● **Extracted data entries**
________________

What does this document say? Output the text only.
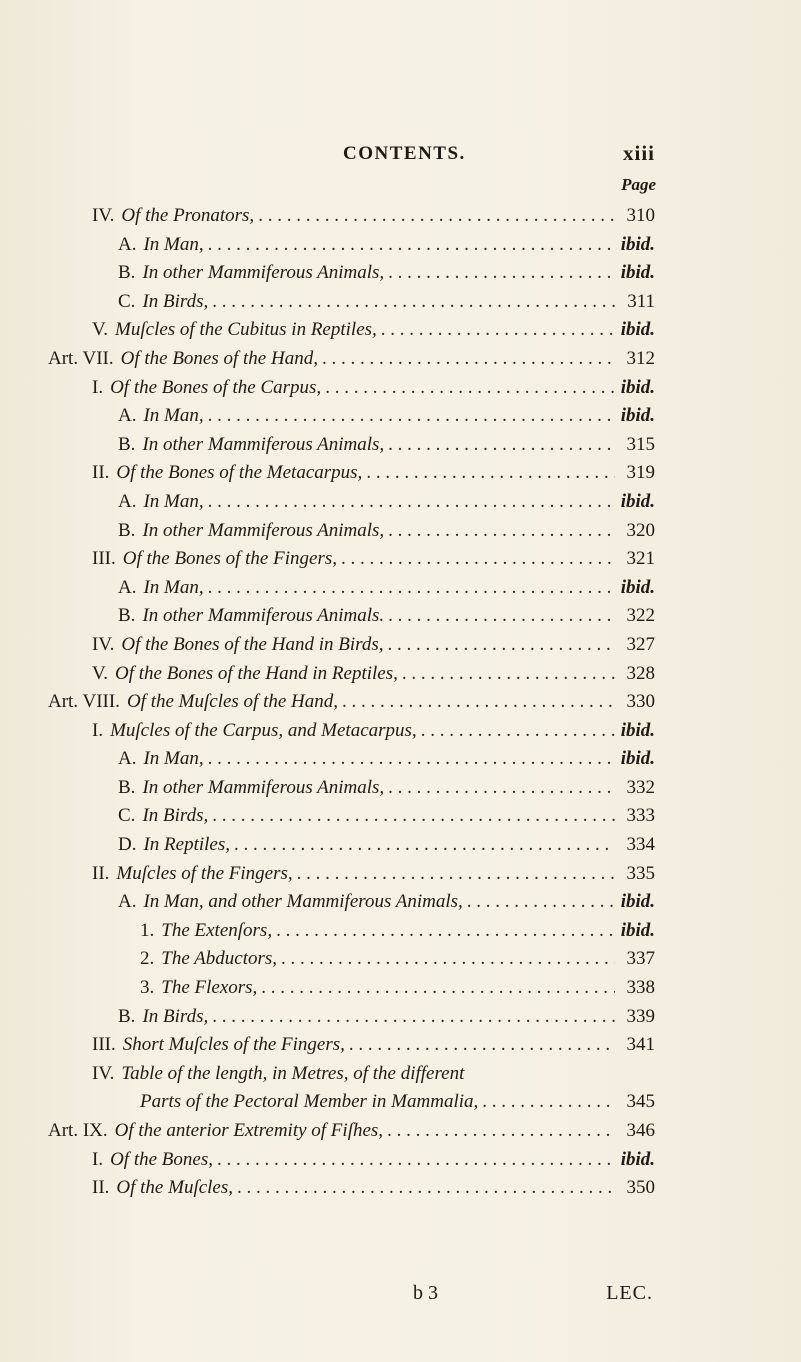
CONTENTS.	xiii
Page
IV. Of the Pronators, . . .	310
A. In Man, . . .	ibid.
B. In other Mammiferous Animals, . . .	ibid.
C. In Birds, . . .	311
V. Muſcles of the Cubitus in Reptiles, . . .	ibid.
Art. VII. Of the Bones of the Hand, . . .	312
I. Of the Bones of the Carpus, . . .	ibid.
A. In Man, . . .	ibid.
B. In other Mammiferous Animals, . . .	315
II. Of the Bones of the Metacarpus, . . .	319
A. In Man, . . .	ibid.
B. In other Mammiferous Animals, . . .	320
III. Of the Bones of the Fingers, . . .	321
A. In Man, . . .	ibid.
B. In other Mammiferous Animals. . . .	322
IV. Of the Bones of the Hand in Birds, . . .	327
V. Of the Bones of the Hand in Reptiles, . . .	328
Art. VIII. Of the Muſcles of the Hand, . . .	330
I. Muſcles of the Carpus, and Metacarpus, . . .	ibid.
A. In Man, . . .	ibid.
B. In other Mammiferous Animals, . . .	332
C. In Birds, . . .	333
D. In Reptiles, . . .	334
II. Muſcles of the Fingers, . . .	335
A. In Man, and other Mammiferous Animals, . . .	ibid.
1. The Extenſors, . . .	ibid.
2. The Abductors, . . .	337
3. The Flexors, . . .	338
B. In Birds, . . .	339
III. Short Muſcles of the Fingers, . . .	341
IV. Table of the length, in Metres, of the different
Parts of the Pectoral Member in Mammalia, . . .	345
Art. IX. Of the anterior Extremity of Fiſhes, . . .	346
I. Of the Bones, . . .	ibid.
II. Of the Muſcles, . . .	350
b 3	LEC.
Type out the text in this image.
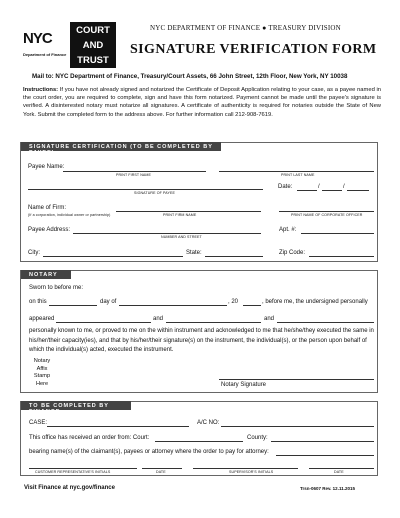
NYC
Department of Finance
COURT
AND
TRUST
NYC DEPARTMENT OF FINANCE ● TREASURY DIVISION
SIGNATURE VERIFICATION FORM
Mail to: NYC Department of Finance, Treasury/Court Assets, 66 John Street, 12th Floor, New York, NY 10038
Instructions: If you have not already signed and notarized the Certificate of Deposit Application relating to your case, as a payee named in the court order, you are required to complete, sign and have this form notarized. Payment cannot be made until the payee's signature is verified. A disinterested notary must notarize all signatures. A certificate of authenticity is required for notaries outside the State of New York. Submit the completed form to the address above. For further information call 212-908-7619.
SIGNATURE CERTIFICATION (TO BE COMPLETED BY PAYEE)
Payee Name:
PRINT FIRST NAME	PRINT LAST NAME
SIGNATURE OF PAYEE
Date:	/	/
Name of Firm:
(If a corporation, individual owner or partnership)	PRINT FIRM NAME	PRINT NAME OF CORPORATE OFFICER
Payee Address:
NUMBER AND STREET
Apt. #:
City:	State:	Zip Code:
NOTARY
Sworn to before me:
on this	day of	, 20	, before me, the undersigned personally
appeared	and	and
personally known to me, or proved to me on the within instrument and acknowledged to me that he/she/they executed the same in his/her/their capacity(ies), and that by his/her/their signature(s) on the instrument, the individual(s), or the person upon behalf of which the individual(s) acted, executed the instrument.
Notary
Affix
Stamp
Here	Notary Signature
TO BE COMPLETED BY FINANCE
CASE:	A/C NO:
This office has received an order from: Court:	County:
bearing name(s) of the claimant(s), payees or attorney where the order to pay for attorney:
CUSTOMER REPRESENTATIVE'S INITIALS	DATE	SUPERVISOR'S INITIALS	DATE
Visit Finance at nyc.gov/finance	Trsn-0607 Rev. 12.11.2015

________________

● **AIM**
Transcribe the records verbatim and omit the images.

● **SOLUTION**
What does this document say? Output the text only.
CONTENTS.	xiii
Page
IV. Of the Pronators, . . .	310
A. In Man, . . .	ibid.
B. In other Mammiferous Animals, . . .	ibid.
C. In Birds, . . .	311
V. Muſcles of the Cubitus in Reptiles, . . .	ibid.
Art. VII. Of the Bones of the Hand, . . .	312
I. Of the Bones of the Carpus, . . .	ibid.
A. In Man, . . .	ibid.
B. In other Mammiferous Animals, . . .	315
II. Of the Bones of the Metacarpus, . . .	319
A. In Man, . . .	ibid.
B. In other Mammiferous Animals, . . .	320
III. Of the Bones of the Fingers, . . .	321
A. In Man, . . .	ibid.
B. In other Mammiferous Animals. . . .	322
IV. Of the Bones of the Hand in Birds, . . .	327
V. Of the Bones of the Hand in Reptiles, . . .	328
Art. VIII. Of the Muſcles of the Hand, . . .	330
I. Muſcles of the Carpus, and Metacarpus, . . .	ibid.
A. In Man, . . .	ibid.
B. In other Mammiferous Animals, . . .	332
C. In Birds, . . .	333
D. In Reptiles, . . .	334
II. Muſcles of the Fingers, . . .	335
A. In Man, and other Mammiferous Animals, . . .	ibid.
1. The Extenſors, . . .	ibid.
2. The Abductors, . . .	337
3. The Flexors, . . .	338
B. In Birds, . . .	339
III. Short Muſcles of the Fingers, . . .	341
IV. Table of the length, in Metres, of the different
Parts of the Pectoral Member in Mammalia, . . .	345
Art. IX. Of the anterior Extremity of Fiſhes, . . .	346
I. Of the Bones, . . .	ibid.
II. Of the Muſcles, . . .	350
b 3	LEC.
Type out the text in this image.
NYC
Department of Finance
COURT
AND
TRUST
NYC DEPARTMENT OF FINANCE ● TREASURY DIVISION
SIGNATURE VERIFICATION FORM
Mail to: NYC Department of Finance, Treasury/Court Assets, 66 John Street, 12th Floor, New York, NY 10038
Instructions: If you have not already signed and notarized the Certificate of Deposit Application relating to your case, as a payee named in the court order, you are required to complete, sign and have this form notarized. Payment cannot be made until the payee's signature is verified. A disinterested notary must notarize all signatures. A certificate of authenticity is required for notaries outside the State of New York. Submit the completed form to the address above. For further information call 212-908-7619.
SIGNATURE CERTIFICATION (TO BE COMPLETED BY PAYEE)
Payee Name:
PRINT FIRST NAME	PRINT LAST NAME
SIGNATURE OF PAYEE
Date:	/	/
Name of Firm:
(If a corporation, individual owner or partnership)	PRINT FIRM NAME	PRINT NAME OF CORPORATE OFFICER
Payee Address:
NUMBER AND STREET
Apt. #:
City:	State:	Zip Code:
NOTARY
Sworn to before me:
on this	day of	, 20	, before me, the undersigned personally
appeared	and	and
personally known to me, or proved to me on the within instrument and acknowledged to me that he/she/they executed the same in his/her/their capacity(ies), and that by his/her/their signature(s) on the instrument, the individual(s), or the person upon behalf of which the individual(s) acted, executed the instrument.
Notary
Affix
Stamp
Here	Notary Signature
TO BE COMPLETED BY FINANCE
CASE:	A/C NO:
This office has received an order from: Court:	County:
bearing name(s) of the claimant(s), payees or attorney where the order to pay for attorney:
CUSTOMER REPRESENTATIVE'S INITIALS	DATE	SUPERVISOR'S INITIALS	DATE
Visit Finance at nyc.gov/finance	Trsn-0607 Rev. 12.11.2015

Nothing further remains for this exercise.